» **REQUIREMENT**: Duplicate the part of the diabetes congress blog post from "Yesterday I was" to "just nails it.", word for word.
──────── EXCERPT PROVIDED ────────
It’s day one of the Australasian Diabetes Congress (#19ADC) which is being held in beautifully sunny and shiny Sydney over the rest of this week. Once again Diabetes Australia has brought together a team of diabetes advocates and bloggers to provide real time, on the ground updates from the Congress, which is a brilliant way for people with diabetes not here to keep updated on the sessions, latest research and new tech that is on display.

I have spent a lot of my advocacy life talking about the value of having people with diabetes at this sorts of healthcare professional events. I’ve defended our right to be here until I have turned blue in the face. I have said the words ‘Nothing about us without us’ so frequently that people have asked me if I coined the phrase (of course I didn’t – others have been saying this for years longer than I have). I have challenged people who have said that this conferences are a safe place for HCPs to talk amongst each other without concern that PWD might misinterpret what they are saying. We belong here – it is as much a place for those of us living with diabetes as it is for those working in diabetes.

Yesterday I was involved in two events – I gave a talk with Grumps at the Roche Educators Day (#RED2019), and then we co-facilitated the Ascensia Social Media Summit (#OzDSMS) – and there was a lot of talk about the importance of people with diabetes at events like this. I’ll be writing about both these sessions later on, but for now, I want to share a comment that came out of the Ascensia event when we were talking about what advocacy means and why we need to be present in all diabetes discussions. Kim Henshaw spoke about the importance of PWD being advocates and I think this just nails it.

The lived experience is critical for people to understand what diabetes is all about. It was so refreshing to hear Diabetes Australia CEO, Greg Johnson, say I’m a real believer in the power of the person with diabetes telling their story. It’s not just about organisations doing it, it’s about individuals doing it in all sorts of ways.’ 

This is why it makes sense to have us at these conferences. Our insights, ideas, thoughts and knowledge and expertise is valuable. That’s why we’re here.


My flights to attend ADC were covered by Roche Diabetes Care Australia. Thanks to the Australian Diabetes Society and the Australian Diabetes Educators Association for providing me (and the other #DAPeoplesVoices) with a complimentary press pass. My accommodation and all other costs have been covered by Diabetes Australia (which is where I work). My words here and in all my tweets and other social media activity are mine and mine alone. I’m trying really hard to not be sweary and these efforts should be rewarded with chocolate.
──────── PROVIDED MATERIAL ────────
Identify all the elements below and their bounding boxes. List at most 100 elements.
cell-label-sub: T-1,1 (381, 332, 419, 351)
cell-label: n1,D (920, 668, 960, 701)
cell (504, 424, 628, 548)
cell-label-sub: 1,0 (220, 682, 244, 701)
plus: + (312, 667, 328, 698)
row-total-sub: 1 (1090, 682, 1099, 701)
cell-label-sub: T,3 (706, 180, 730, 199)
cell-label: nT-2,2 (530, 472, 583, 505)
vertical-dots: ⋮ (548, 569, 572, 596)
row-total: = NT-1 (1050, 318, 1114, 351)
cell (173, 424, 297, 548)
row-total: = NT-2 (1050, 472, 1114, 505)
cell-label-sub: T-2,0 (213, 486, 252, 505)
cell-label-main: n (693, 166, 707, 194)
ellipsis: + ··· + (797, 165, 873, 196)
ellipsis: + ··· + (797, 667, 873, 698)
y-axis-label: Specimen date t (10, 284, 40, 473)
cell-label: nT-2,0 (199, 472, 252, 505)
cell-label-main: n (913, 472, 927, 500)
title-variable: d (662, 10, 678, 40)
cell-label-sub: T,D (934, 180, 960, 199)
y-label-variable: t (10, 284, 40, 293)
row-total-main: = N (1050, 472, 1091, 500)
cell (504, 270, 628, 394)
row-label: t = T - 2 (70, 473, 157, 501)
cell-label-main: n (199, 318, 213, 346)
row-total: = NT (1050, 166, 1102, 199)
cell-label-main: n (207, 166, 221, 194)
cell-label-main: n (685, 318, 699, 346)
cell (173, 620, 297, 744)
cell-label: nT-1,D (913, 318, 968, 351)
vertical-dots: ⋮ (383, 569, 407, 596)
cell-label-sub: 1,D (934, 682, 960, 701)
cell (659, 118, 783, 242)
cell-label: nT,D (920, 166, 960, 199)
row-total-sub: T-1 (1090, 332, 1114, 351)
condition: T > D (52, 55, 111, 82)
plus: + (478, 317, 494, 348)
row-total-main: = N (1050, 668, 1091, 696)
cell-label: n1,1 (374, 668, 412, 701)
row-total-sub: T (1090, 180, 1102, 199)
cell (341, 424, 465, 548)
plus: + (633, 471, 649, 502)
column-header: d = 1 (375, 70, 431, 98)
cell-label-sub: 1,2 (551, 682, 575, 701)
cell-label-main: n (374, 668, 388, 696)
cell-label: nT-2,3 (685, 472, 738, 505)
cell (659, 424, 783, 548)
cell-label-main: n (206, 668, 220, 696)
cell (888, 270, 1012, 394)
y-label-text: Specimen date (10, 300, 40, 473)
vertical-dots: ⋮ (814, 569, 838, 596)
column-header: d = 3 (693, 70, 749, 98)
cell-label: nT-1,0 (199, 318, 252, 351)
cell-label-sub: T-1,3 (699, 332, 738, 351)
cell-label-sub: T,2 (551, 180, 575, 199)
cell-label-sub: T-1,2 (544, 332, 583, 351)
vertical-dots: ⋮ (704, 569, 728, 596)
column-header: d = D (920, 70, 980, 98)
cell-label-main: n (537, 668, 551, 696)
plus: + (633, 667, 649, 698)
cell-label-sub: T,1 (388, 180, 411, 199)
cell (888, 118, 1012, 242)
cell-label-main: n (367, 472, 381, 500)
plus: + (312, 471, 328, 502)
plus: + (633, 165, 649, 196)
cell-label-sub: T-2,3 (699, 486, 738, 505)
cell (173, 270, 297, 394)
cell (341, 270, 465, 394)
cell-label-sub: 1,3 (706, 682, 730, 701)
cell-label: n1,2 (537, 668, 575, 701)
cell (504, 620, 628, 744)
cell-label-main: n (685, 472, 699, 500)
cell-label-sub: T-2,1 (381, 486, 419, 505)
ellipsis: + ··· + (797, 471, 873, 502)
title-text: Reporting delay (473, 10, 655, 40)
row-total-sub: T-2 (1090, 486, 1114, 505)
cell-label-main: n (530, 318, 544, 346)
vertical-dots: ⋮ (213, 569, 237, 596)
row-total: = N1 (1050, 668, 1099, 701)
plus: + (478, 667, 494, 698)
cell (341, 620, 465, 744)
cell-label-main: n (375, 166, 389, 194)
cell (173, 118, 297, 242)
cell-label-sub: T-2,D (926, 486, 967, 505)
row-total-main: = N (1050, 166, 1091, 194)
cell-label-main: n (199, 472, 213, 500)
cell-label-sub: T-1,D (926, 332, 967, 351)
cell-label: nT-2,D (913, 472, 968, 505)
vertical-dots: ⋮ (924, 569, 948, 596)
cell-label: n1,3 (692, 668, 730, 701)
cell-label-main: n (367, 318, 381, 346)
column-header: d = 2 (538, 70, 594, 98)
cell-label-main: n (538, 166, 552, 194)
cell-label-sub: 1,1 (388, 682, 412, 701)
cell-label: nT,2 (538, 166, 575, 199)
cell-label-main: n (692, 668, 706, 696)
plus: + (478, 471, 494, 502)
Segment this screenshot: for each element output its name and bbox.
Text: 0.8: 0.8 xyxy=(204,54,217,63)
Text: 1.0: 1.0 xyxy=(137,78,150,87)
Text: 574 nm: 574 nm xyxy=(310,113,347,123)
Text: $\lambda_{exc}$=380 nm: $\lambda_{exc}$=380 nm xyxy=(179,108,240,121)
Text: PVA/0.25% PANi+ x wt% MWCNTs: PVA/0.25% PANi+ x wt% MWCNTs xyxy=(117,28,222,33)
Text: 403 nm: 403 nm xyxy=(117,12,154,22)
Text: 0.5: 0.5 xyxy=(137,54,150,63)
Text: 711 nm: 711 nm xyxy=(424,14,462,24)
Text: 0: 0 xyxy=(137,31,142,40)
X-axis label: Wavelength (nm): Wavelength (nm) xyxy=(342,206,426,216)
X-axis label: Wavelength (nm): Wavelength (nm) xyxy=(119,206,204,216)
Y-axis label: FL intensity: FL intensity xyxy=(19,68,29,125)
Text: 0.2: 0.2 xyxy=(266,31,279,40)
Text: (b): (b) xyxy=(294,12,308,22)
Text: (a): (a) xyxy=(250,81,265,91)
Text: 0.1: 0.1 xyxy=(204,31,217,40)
────────
» **ANSWER FOR THE TASK**:
Yesterday I was involved in two events – I gave a talk with Grumps at the Roche Educators Day (#RED2019), and then we co-facilitated the Ascensia Social Media Summit (#OzDSMS) – and there was a lot of talk about the importance of people with diabetes at events like this. I’ll be writing about both these sessions later on, but for now, I want to share a comment that came out of the Ascensia event when we were talking about what advocacy means and why we need to be present in all diabetes discussions. Kim Henshaw spoke about the importance of PWD being advocates and I think this just nails it.